Tally the lines of the listing that contain the string "JSON". Give the number and nothing else.

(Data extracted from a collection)
-- Begin --

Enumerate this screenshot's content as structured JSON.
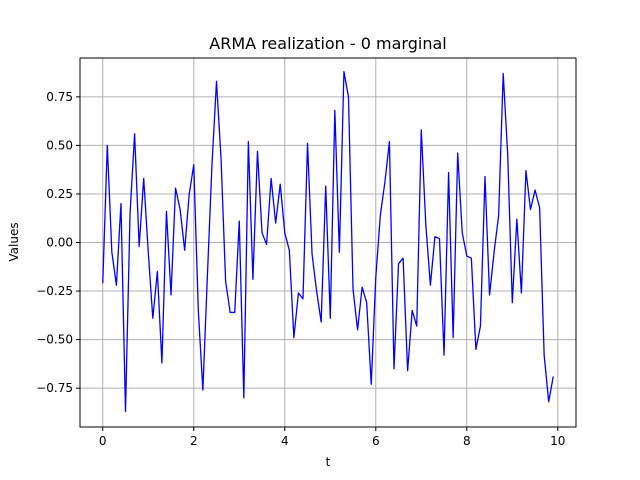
{
  "chart_data": {
    "type": "line",
    "title": "ARMA realization - 0 marginal",
    "xlabel": "t",
    "ylabel": "Values",
    "xlim": [
      -0.5,
      10.4
    ],
    "ylim": [
      -0.95,
      0.95
    ],
    "xticks": [
      0,
      2,
      4,
      6,
      8,
      10
    ],
    "xtick_labels": [
      "0",
      "2",
      "4",
      "6",
      "8",
      "10"
    ],
    "yticks": [
      -0.75,
      -0.5,
      -0.25,
      0.0,
      0.25,
      0.5,
      0.75
    ],
    "ytick_labels": [
      "−0.75",
      "−0.50",
      "−0.25",
      "0.00",
      "0.25",
      "0.50",
      "0.75"
    ],
    "grid": true,
    "legend": "none",
    "color": "#0000ff",
    "x_start": 0.0,
    "x_step": 0.1,
    "series": [
      {
        "values": [
          -0.21,
          0.5,
          -0.05,
          -0.22,
          0.2,
          -0.87,
          0.15,
          0.56,
          -0.02,
          0.33,
          -0.05,
          -0.39,
          -0.15,
          -0.62,
          0.16,
          -0.27,
          0.28,
          0.17,
          -0.04,
          0.25,
          0.4,
          -0.35,
          -0.76,
          -0.17,
          0.4,
          0.83,
          0.43,
          -0.2,
          -0.36,
          -0.36,
          0.11,
          -0.8,
          0.52,
          -0.19,
          0.47,
          0.05,
          -0.01,
          0.33,
          0.1,
          0.3,
          0.05,
          -0.04,
          -0.49,
          -0.26,
          -0.29,
          0.51,
          -0.06,
          -0.25,
          -0.41,
          0.29,
          -0.39,
          0.68,
          -0.05,
          0.88,
          0.75,
          -0.24,
          -0.45,
          -0.23,
          -0.31,
          -0.73,
          -0.18,
          0.14,
          0.31,
          0.52,
          -0.65,
          -0.11,
          -0.08,
          -0.66,
          -0.35,
          -0.43,
          0.58,
          0.09,
          -0.22,
          0.03,
          0.02,
          -0.58,
          0.36,
          -0.49,
          0.46,
          0.05,
          -0.07,
          -0.08,
          -0.55,
          -0.43,
          0.34,
          -0.27,
          -0.05,
          0.14,
          0.87,
          0.45,
          -0.31,
          0.12,
          -0.26,
          0.37,
          0.17,
          0.27,
          0.18,
          -0.58,
          -0.82,
          -0.69
        ]
      }
    ]
  }
}
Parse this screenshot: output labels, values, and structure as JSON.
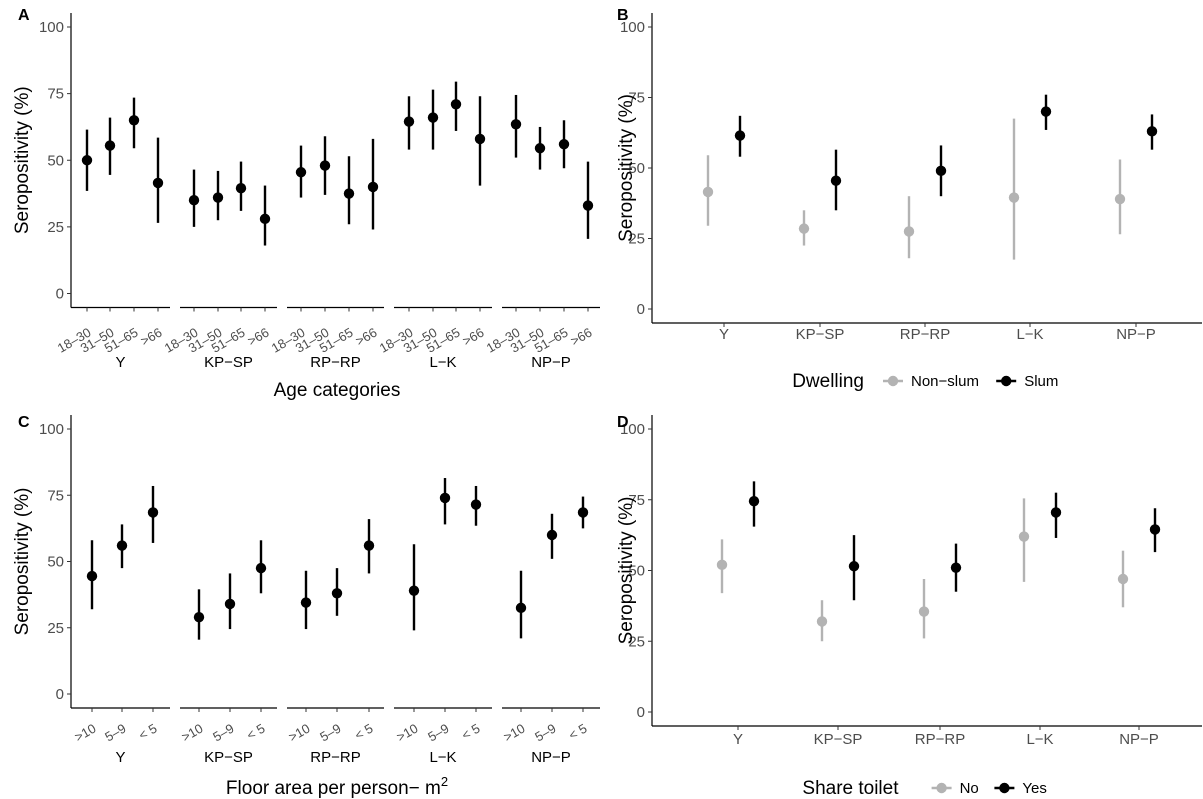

-- End --

- [RESULT OF THE TASK]
2